— Start of Data to process —

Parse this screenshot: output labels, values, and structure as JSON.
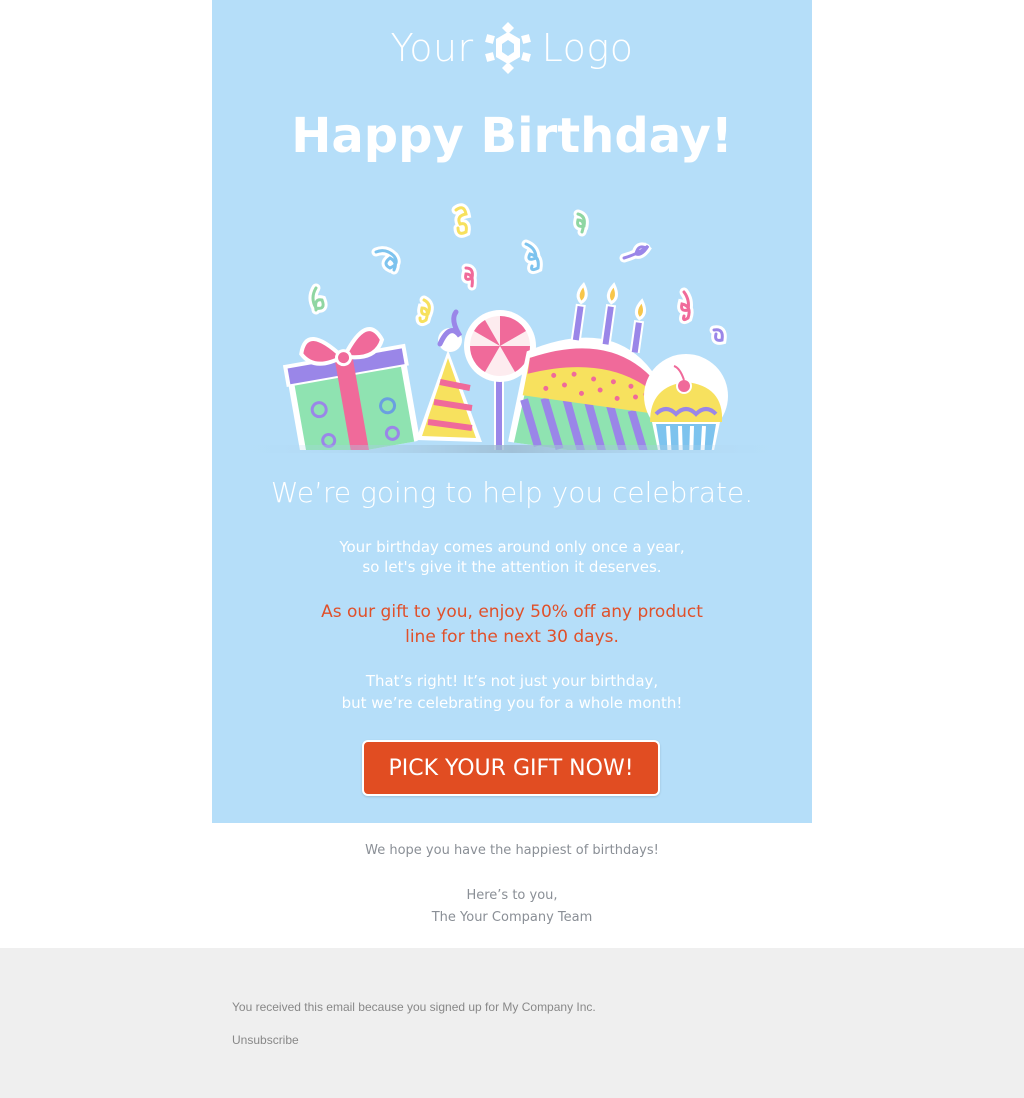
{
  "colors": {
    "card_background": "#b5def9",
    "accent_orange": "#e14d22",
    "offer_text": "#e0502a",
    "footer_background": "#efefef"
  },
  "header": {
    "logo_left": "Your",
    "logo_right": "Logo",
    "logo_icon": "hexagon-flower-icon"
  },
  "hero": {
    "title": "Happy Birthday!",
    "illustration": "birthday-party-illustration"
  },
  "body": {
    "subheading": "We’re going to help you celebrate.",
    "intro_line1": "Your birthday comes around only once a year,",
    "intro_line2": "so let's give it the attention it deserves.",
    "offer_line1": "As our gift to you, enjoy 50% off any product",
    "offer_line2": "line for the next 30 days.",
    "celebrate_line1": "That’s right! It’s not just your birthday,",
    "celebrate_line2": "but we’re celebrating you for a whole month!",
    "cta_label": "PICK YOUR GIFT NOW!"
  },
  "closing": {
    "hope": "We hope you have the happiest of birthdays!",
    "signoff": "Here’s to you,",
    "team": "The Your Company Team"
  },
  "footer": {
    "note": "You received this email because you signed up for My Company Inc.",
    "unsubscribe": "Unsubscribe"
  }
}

— End of Data to process —

What you are asked to do: Each record above must be returned exactly as written, with its pictures omitted.

Response to the exercise:
Parse this screenshot: output labels, values, and structure as JSON.
{
  "colors": {
    "card_background": "#b5def9",
    "accent_orange": "#e14d22",
    "offer_text": "#e0502a",
    "footer_background": "#efefef"
  },
  "header": {
    "logo_left": "Your",
    "logo_right": "Logo",
    "logo_icon": "hexagon-flower-icon"
  },
  "hero": {
    "title": "Happy Birthday!",
    "illustration": "birthday-party-illustration"
  },
  "body": {
    "subheading": "We’re going to help you celebrate.",
    "intro_line1": "Your birthday comes around only once a year,",
    "intro_line2": "so let's give it the attention it deserves.",
    "offer_line1": "As our gift to you, enjoy 50% off any product",
    "offer_line2": "line for the next 30 days.",
    "celebrate_line1": "That’s right! It’s not just your birthday,",
    "celebrate_line2": "but we’re celebrating you for a whole month!",
    "cta_label": "PICK YOUR GIFT NOW!"
  },
  "closing": {
    "hope": "We hope you have the happiest of birthdays!",
    "signoff": "Here’s to you,",
    "team": "The Your Company Team"
  },
  "footer": {
    "note": "You received this email because you signed up for My Company Inc.",
    "unsubscribe": "Unsubscribe"
  }
}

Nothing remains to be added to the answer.